EXERCISE
Extract from the listing each line in which the word "κατὰ" appears.

AVAILABLE DATA
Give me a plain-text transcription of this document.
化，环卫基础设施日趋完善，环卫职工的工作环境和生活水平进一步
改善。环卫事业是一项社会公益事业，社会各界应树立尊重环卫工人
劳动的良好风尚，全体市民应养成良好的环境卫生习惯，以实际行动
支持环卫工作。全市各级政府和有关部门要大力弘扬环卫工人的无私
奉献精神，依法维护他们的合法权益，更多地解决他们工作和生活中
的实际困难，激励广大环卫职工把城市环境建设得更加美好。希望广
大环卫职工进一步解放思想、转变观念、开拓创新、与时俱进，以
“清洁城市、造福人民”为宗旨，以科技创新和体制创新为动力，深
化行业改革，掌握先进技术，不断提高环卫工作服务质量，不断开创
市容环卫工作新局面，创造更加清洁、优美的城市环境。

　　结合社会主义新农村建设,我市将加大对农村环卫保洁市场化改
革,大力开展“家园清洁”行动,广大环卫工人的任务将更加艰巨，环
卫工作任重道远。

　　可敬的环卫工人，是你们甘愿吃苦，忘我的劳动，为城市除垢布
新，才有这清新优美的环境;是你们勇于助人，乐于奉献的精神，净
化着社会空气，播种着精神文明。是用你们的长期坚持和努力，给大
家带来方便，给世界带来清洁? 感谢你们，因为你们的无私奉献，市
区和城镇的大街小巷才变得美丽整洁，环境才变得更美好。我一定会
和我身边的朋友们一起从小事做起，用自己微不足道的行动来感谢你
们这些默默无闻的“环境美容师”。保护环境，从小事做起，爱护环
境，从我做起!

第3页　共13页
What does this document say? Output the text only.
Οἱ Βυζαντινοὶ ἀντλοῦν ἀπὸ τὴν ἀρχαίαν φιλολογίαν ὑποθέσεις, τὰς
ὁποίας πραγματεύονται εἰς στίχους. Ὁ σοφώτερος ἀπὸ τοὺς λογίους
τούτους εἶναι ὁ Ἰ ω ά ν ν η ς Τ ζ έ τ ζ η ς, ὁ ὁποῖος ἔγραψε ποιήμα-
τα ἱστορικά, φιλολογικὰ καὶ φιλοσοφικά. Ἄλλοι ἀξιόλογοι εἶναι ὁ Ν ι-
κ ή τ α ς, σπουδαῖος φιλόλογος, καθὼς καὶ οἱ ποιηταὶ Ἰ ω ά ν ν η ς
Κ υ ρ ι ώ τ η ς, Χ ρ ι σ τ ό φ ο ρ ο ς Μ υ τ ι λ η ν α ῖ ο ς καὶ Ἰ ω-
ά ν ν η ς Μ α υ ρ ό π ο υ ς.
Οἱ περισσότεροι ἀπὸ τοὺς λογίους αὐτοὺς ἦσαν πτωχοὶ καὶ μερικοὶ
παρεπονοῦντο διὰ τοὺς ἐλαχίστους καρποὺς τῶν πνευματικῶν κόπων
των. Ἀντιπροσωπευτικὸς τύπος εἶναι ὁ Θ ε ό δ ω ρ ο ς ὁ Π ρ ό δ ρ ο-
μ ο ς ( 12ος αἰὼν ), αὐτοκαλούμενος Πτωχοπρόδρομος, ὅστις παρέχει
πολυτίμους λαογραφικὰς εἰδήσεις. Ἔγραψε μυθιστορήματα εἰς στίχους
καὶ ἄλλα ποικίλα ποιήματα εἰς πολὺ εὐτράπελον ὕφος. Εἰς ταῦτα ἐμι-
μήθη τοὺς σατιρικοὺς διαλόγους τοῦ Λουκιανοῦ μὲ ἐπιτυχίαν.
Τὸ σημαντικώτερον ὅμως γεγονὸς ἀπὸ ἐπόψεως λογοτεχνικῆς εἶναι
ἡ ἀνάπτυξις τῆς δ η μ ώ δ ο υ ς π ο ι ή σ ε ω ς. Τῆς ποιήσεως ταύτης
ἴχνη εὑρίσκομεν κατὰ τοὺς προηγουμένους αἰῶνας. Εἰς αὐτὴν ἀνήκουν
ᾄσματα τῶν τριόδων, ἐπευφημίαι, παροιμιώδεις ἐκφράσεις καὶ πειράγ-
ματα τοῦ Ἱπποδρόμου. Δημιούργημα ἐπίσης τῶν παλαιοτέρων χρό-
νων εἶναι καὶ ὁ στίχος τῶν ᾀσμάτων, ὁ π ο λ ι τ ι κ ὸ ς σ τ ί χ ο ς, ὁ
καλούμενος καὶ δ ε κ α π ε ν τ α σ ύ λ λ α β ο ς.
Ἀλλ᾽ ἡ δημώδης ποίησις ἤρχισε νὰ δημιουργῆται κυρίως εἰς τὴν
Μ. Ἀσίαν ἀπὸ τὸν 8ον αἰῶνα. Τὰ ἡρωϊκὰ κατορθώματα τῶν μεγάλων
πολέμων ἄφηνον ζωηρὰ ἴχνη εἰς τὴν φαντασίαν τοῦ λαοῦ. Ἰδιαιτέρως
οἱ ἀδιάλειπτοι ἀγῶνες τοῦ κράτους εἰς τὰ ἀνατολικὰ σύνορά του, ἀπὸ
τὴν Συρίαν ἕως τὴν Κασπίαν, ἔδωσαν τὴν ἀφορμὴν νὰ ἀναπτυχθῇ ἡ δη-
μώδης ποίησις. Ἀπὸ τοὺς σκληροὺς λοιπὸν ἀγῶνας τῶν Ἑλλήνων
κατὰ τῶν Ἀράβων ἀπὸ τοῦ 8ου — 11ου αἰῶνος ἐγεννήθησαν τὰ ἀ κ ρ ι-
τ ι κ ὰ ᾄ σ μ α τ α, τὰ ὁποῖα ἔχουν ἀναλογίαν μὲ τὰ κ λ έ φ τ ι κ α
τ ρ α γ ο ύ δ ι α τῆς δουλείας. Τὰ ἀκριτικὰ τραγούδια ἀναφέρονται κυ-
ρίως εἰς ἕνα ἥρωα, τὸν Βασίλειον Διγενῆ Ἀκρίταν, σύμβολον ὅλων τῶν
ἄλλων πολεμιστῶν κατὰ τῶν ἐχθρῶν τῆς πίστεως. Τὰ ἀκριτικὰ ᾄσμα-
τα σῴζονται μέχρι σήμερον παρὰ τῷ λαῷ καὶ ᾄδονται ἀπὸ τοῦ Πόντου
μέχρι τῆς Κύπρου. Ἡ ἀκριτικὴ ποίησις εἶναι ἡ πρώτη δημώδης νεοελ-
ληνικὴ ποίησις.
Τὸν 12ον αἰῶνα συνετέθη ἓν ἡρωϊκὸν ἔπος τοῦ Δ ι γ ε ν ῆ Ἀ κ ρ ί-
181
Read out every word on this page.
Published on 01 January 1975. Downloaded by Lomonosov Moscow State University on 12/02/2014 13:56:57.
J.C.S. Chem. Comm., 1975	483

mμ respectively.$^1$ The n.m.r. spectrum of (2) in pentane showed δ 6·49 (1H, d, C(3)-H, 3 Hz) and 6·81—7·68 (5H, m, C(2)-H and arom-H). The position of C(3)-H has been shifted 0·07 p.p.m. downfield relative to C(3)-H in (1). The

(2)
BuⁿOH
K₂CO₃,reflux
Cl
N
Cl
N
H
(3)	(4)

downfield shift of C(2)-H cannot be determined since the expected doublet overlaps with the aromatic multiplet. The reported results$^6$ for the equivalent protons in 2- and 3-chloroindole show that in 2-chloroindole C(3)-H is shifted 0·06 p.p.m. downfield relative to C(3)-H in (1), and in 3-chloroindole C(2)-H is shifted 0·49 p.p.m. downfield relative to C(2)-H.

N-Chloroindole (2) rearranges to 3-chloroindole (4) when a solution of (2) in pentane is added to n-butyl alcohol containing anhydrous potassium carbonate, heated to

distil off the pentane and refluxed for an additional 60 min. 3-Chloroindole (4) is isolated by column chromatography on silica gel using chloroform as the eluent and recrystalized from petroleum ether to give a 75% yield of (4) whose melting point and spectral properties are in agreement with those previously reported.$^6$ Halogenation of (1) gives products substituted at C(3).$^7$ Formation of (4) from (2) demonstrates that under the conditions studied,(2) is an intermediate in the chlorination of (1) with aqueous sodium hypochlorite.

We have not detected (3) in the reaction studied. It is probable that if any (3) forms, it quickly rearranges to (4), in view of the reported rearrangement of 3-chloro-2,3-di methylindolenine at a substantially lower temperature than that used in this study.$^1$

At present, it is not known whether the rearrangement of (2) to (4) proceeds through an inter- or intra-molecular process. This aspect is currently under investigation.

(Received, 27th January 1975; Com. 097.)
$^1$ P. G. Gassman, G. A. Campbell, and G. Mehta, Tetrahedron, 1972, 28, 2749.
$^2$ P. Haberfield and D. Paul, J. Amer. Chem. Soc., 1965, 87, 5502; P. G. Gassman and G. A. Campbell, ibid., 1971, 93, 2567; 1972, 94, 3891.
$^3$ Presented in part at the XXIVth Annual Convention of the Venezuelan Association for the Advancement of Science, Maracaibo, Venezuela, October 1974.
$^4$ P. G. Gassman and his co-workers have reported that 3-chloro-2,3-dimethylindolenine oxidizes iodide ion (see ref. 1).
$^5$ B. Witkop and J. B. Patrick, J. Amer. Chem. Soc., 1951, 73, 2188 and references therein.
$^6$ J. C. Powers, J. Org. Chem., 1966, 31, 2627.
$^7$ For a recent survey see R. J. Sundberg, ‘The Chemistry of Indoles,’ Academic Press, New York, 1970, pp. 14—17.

WORKED ANSWER
ἴχνη εὑρίσκομεν κατὰ τοὺς προηγουμένους αἰῶνας. Εἰς αὐτὴν ἀνήκουν
κατὰ τῶν Ἀράβων ἀπὸ τοῦ 8ου — 11ου αἰῶνος ἐγεννήθησαν τὰ ἀ κ ρ ι-
ἄλλων πολεμιστῶν κατὰ τῶν ἐχθρῶν τῆς πίστεως. Τὰ ἀκριτικὰ ᾄσμα-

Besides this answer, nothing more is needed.